**Problem description**
Each entry below should be written out exactly as it is, with no pictures.
Start of Material shown
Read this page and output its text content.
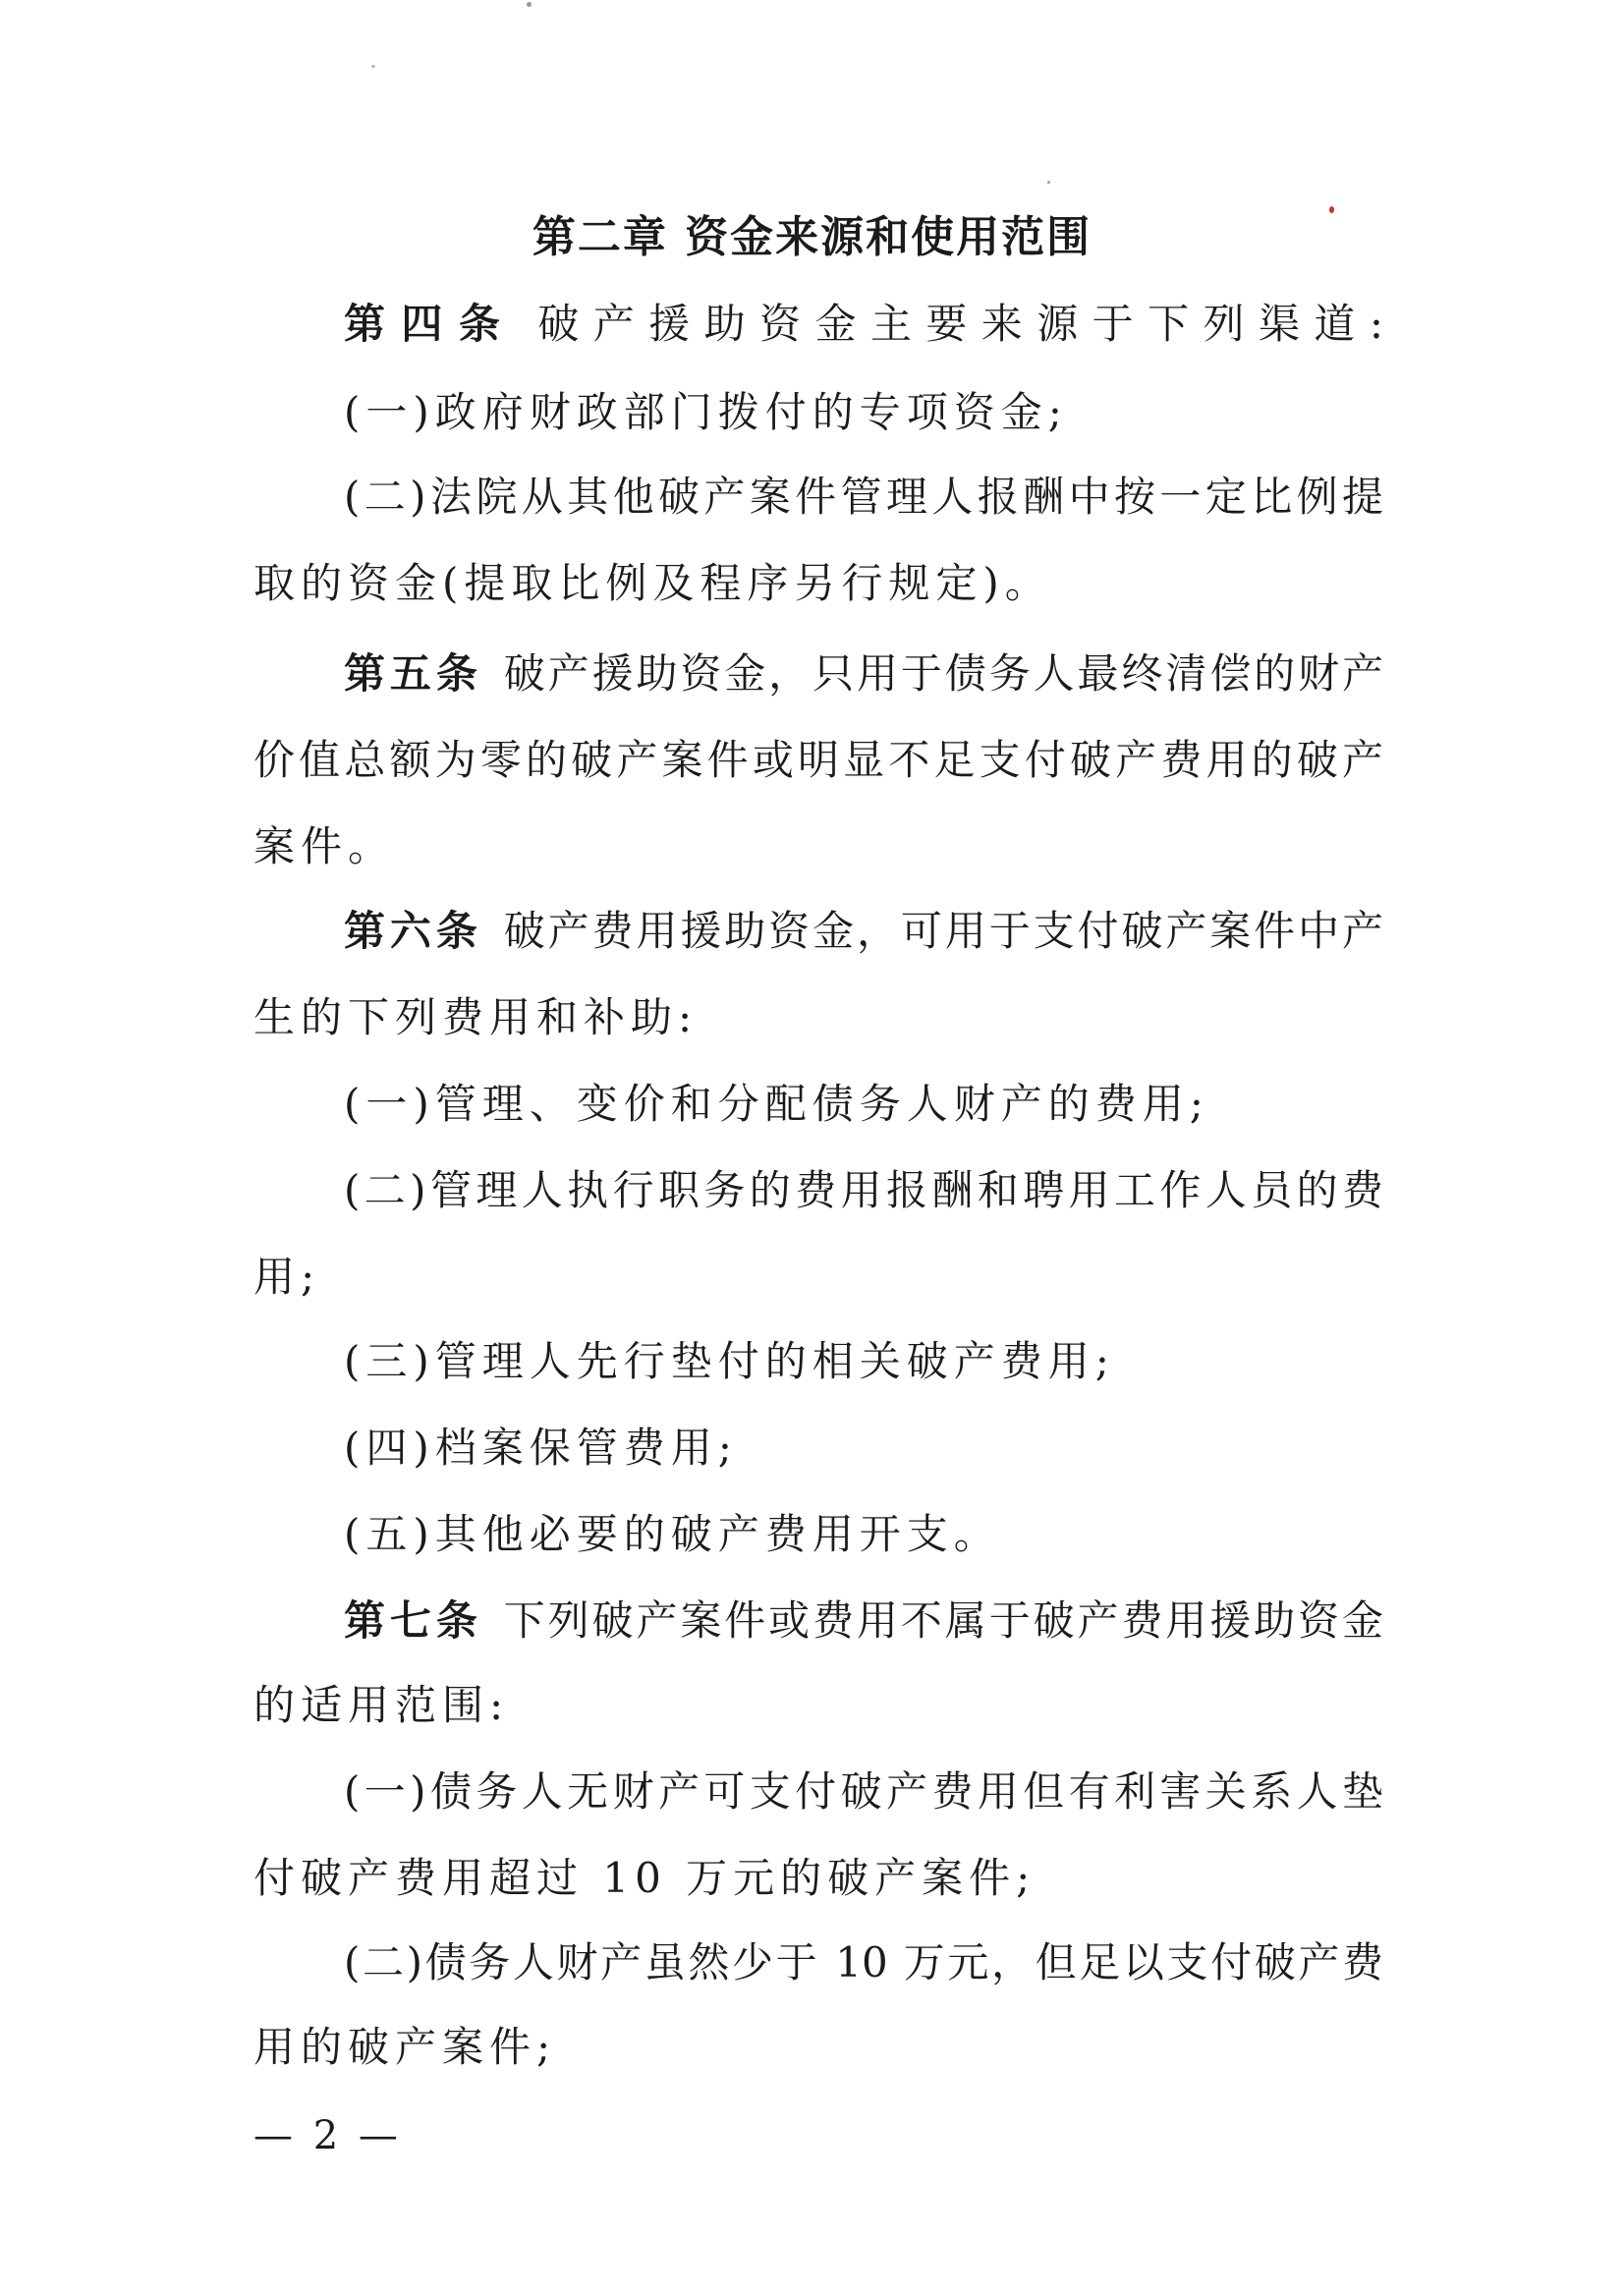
第二章 资金来源和使用范围
第四条 破产援助资金主要来源于下列渠道:
(一)政府财政部门拨付的专项资金;
(二)法院从其他破产案件管理人报酬中按一定比例提
取的资金(提取比例及程序另行规定)。
第五条 破产援助资金，只用于债务人最终清偿的财产
价值总额为零的破产案件或明显不足支付破产费用的破产
案件。
第六条 破产费用援助资金，可用于支付破产案件中产
生的下列费用和补助:
(一)管理、变价和分配债务人财产的费用;
(二)管理人执行职务的费用报酬和聘用工作人员的费
用;
(三)管理人先行垫付的相关破产费用;
(四)档案保管费用;
(五)其他必要的破产费用开支。
第七条 下列破产案件或费用不属于破产费用援助资金
的适用范围:
(一)债务人无财产可支付破产费用但有利害关系人垫
付破产费用超过 10 万元的破产案件;
(二)债务人财产虽然少于 10 万元，但足以支付破产费
用的破产案件;
— 2 —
End of Material shown
**Final result**
Read this page and output its text content.
第二章 资金来源和使用范围
第四条 破产援助资金主要来源于下列渠道:
(一)政府财政部门拨付的专项资金;
(二)法院从其他破产案件管理人报酬中按一定比例提
取的资金(提取比例及程序另行规定)。
第五条 破产援助资金，只用于债务人最终清偿的财产
价值总额为零的破产案件或明显不足支付破产费用的破产
案件。
第六条 破产费用援助资金，可用于支付破产案件中产
生的下列费用和补助:
(一)管理、变价和分配债务人财产的费用;
(二)管理人执行职务的费用报酬和聘用工作人员的费
用;
(三)管理人先行垫付的相关破产费用;
(四)档案保管费用;
(五)其他必要的破产费用开支。
第七条 下列破产案件或费用不属于破产费用援助资金
的适用范围:
(一)债务人无财产可支付破产费用但有利害关系人垫
付破产费用超过 10 万元的破产案件;
(二)债务人财产虽然少于 10 万元，但足以支付破产费
用的破产案件;
— 2 —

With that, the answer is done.